Raw records:
•••••

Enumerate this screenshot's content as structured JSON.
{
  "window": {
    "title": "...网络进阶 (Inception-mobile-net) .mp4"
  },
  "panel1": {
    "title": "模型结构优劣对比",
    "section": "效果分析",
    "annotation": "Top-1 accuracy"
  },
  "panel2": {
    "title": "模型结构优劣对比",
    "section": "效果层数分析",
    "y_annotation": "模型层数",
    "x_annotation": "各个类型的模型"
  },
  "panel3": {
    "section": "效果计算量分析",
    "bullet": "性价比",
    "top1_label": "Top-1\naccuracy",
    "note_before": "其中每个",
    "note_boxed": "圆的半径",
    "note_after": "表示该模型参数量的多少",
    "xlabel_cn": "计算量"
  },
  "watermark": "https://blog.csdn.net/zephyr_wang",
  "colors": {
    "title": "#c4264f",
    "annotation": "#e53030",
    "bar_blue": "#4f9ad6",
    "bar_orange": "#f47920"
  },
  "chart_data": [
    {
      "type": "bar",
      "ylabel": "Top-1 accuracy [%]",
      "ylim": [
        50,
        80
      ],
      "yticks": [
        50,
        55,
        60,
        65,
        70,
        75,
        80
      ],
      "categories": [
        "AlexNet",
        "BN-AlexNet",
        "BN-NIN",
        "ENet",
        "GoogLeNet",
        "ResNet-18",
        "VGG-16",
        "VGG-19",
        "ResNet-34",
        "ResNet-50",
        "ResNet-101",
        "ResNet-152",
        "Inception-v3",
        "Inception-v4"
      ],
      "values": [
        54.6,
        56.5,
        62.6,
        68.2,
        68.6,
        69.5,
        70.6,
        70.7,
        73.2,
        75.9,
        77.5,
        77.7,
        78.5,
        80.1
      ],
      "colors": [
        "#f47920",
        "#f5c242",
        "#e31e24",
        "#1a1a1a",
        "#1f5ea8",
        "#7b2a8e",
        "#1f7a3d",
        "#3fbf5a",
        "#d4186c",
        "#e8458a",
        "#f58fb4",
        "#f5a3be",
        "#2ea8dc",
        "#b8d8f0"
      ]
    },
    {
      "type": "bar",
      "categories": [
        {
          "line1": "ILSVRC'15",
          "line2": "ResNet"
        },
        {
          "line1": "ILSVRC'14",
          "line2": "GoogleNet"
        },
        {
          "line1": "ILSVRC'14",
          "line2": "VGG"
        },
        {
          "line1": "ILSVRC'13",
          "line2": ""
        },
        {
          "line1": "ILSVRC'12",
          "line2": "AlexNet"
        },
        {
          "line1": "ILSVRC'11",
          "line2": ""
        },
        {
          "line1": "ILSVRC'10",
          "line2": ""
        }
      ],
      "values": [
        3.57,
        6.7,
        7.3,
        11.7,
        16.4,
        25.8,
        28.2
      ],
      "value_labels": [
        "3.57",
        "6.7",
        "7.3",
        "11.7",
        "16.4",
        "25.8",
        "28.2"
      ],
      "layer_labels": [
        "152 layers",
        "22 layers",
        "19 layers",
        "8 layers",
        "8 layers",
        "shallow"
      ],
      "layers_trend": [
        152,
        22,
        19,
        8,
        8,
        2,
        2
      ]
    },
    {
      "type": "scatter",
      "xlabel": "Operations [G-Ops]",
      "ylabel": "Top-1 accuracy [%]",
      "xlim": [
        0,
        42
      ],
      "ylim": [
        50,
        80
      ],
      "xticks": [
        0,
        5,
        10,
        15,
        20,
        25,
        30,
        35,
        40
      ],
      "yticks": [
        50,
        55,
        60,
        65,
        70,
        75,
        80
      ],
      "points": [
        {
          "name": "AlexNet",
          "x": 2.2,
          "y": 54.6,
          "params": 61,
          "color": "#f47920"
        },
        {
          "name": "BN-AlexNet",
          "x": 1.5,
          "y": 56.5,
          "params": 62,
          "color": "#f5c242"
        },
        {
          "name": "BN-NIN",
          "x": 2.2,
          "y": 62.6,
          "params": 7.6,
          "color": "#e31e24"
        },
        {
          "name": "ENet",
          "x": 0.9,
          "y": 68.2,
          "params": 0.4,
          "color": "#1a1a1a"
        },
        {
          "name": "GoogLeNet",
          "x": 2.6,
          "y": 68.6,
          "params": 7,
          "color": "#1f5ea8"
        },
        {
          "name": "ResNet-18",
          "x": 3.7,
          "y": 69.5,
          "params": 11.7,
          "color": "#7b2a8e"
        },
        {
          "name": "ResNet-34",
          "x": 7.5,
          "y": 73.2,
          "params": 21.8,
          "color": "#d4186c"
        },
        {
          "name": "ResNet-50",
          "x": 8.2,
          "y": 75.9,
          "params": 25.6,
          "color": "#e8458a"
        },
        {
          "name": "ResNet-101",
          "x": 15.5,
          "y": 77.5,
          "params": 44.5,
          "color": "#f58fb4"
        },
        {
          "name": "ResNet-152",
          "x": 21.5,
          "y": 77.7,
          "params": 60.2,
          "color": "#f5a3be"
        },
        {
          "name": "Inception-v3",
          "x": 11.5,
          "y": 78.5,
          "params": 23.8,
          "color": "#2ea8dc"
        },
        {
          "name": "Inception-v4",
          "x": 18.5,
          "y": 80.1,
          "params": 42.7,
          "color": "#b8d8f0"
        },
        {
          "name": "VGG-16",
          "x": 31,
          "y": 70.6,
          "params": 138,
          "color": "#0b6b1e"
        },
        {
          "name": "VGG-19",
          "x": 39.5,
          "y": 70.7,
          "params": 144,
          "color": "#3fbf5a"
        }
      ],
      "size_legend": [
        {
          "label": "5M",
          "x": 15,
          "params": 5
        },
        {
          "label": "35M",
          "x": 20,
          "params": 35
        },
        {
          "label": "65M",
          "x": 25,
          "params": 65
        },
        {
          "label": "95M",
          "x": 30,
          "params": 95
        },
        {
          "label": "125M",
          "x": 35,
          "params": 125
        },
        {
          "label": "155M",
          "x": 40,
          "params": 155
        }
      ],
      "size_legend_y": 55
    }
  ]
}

•••••

* _Work required_: Each line that has the word "ResNet" should be copied.

* _Task output_:
        "ResNet-18",
        "ResNet-34",
        "ResNet-50",
        "ResNet-101",
        "ResNet-152",
          "line2": "ResNet"
          "name": "ResNet-18",
          "name": "ResNet-34",
          "name": "ResNet-50",
          "name": "ResNet-101",
          "name": "ResNet-152",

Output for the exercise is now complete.